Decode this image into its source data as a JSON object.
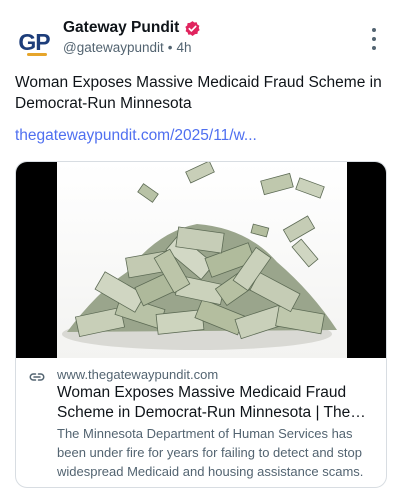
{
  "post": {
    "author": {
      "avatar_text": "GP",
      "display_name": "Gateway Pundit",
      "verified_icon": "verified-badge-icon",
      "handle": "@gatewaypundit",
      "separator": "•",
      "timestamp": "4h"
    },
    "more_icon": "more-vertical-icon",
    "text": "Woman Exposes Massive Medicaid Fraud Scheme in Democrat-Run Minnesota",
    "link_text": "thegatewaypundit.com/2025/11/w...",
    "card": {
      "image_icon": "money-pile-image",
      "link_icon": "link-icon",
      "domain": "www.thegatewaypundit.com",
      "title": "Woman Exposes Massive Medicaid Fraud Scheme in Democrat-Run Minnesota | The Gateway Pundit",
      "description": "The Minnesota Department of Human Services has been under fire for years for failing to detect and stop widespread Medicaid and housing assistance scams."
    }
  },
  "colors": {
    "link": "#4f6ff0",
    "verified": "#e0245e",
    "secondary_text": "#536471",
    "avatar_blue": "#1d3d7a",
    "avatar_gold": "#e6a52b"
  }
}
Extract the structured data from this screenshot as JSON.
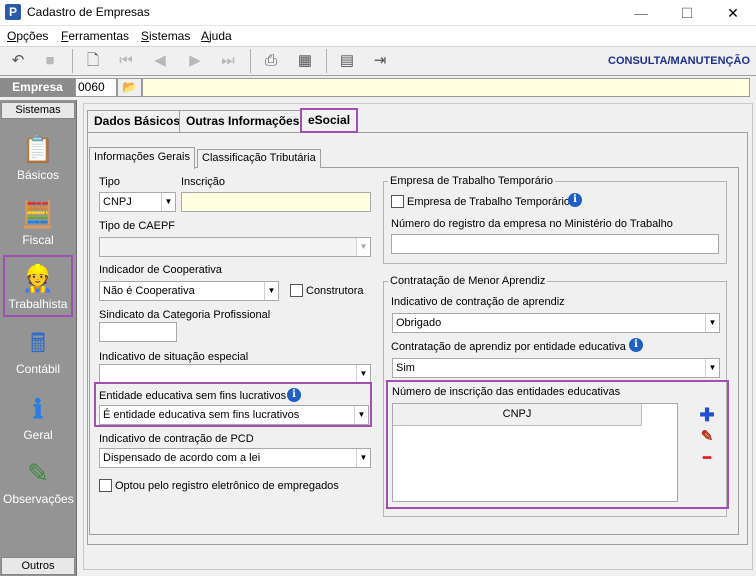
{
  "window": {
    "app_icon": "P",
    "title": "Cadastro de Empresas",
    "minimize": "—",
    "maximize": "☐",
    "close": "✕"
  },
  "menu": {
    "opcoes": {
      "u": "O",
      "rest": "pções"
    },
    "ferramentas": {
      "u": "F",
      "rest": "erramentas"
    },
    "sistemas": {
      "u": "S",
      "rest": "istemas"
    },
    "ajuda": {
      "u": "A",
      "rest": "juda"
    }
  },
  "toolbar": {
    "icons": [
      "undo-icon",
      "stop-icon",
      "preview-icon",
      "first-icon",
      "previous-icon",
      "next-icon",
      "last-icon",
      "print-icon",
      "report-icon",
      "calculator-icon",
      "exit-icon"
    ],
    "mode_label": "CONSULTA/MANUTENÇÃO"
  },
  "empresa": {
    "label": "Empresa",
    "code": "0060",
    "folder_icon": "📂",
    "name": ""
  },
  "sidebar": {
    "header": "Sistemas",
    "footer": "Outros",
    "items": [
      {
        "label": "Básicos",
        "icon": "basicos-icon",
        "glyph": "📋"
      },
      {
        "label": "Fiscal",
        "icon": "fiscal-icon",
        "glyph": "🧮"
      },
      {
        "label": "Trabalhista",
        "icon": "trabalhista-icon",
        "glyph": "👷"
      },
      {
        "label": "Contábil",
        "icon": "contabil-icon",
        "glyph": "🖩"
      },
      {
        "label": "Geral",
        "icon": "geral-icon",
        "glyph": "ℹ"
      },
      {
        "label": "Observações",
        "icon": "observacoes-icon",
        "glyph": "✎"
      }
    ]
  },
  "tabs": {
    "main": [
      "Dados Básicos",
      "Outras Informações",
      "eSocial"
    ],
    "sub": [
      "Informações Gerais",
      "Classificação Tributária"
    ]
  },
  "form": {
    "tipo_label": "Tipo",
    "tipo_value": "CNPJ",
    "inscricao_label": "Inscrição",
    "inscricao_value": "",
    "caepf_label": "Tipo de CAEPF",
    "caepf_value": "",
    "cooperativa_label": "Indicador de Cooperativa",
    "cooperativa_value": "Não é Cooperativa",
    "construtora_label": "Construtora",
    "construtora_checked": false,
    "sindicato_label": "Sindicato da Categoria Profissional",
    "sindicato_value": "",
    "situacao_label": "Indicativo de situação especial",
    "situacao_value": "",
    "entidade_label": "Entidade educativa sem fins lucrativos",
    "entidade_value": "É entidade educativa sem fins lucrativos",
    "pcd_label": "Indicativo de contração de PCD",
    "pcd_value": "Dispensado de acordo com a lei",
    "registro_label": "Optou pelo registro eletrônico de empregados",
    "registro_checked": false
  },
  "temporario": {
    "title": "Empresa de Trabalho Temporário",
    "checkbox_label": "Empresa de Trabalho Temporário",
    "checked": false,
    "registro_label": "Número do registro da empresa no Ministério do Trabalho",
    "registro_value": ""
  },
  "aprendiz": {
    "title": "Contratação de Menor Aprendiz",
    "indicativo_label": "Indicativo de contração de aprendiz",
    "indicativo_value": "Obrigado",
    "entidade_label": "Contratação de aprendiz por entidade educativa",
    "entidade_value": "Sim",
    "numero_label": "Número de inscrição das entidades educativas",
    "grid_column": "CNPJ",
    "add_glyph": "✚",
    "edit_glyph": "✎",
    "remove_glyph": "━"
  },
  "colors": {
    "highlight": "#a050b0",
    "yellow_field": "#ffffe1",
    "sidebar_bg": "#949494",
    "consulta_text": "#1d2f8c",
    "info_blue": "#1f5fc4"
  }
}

--------------------------------

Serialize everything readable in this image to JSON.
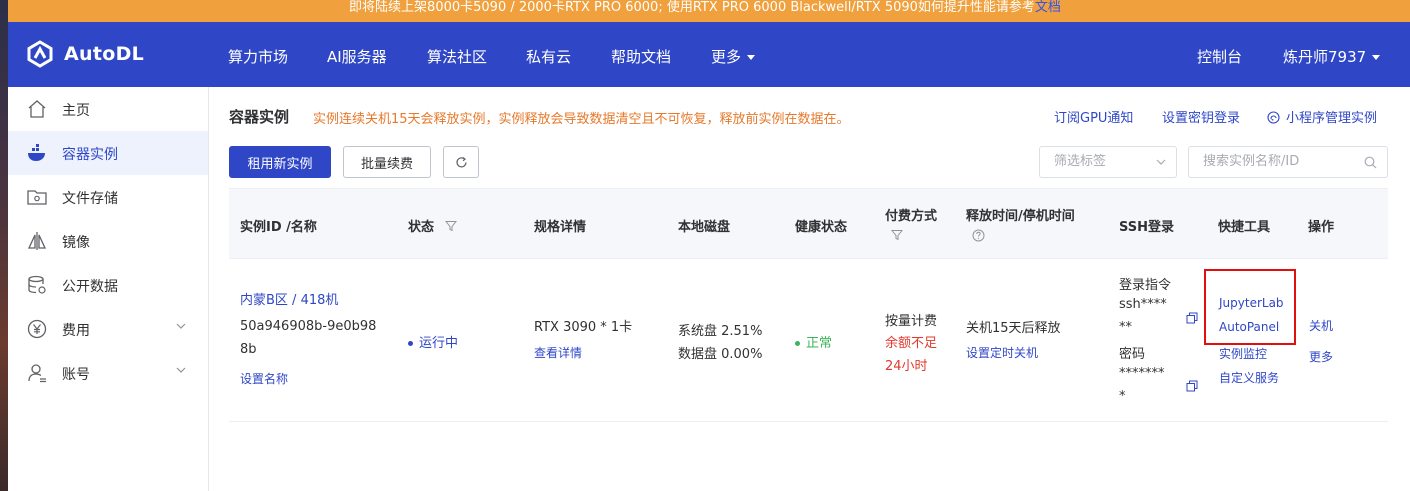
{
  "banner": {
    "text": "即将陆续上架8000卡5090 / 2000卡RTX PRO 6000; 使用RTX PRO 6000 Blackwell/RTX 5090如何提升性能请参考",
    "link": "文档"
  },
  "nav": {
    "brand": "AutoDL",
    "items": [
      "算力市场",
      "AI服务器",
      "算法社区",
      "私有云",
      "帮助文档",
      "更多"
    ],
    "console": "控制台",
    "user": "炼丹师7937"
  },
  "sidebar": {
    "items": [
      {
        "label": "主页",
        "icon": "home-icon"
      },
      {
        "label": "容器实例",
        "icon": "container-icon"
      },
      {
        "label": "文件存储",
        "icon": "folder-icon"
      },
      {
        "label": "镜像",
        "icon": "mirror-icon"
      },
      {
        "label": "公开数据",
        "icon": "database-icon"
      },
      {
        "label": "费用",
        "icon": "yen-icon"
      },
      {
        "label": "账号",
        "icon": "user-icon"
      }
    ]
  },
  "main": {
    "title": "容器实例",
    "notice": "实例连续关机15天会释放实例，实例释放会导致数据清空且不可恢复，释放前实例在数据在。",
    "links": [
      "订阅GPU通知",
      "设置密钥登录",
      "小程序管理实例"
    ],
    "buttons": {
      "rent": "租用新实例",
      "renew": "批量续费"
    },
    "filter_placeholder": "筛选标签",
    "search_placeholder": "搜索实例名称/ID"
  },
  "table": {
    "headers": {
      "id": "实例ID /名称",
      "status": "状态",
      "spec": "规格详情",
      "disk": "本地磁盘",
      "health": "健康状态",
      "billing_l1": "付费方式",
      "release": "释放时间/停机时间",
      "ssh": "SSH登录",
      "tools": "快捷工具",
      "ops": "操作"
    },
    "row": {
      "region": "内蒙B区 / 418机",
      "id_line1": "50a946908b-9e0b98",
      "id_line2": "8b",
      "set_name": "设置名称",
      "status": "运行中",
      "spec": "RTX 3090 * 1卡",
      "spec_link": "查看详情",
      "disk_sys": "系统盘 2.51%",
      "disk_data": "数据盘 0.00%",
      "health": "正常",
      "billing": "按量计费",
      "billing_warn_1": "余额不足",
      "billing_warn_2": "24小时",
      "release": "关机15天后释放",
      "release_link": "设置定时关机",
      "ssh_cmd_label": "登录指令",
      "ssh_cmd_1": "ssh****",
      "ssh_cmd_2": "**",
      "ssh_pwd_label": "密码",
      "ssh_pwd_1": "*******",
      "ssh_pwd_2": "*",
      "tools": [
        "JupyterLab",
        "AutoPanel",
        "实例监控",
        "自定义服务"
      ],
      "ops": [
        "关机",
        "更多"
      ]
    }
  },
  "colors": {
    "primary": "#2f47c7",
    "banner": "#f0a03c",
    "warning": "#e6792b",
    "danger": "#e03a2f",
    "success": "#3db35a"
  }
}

--------------------------------

**PROBLEM:**
Only the number is wanted: how many lines in the data include the word "thegatewaypundit"?

**TASK RESULT:**
2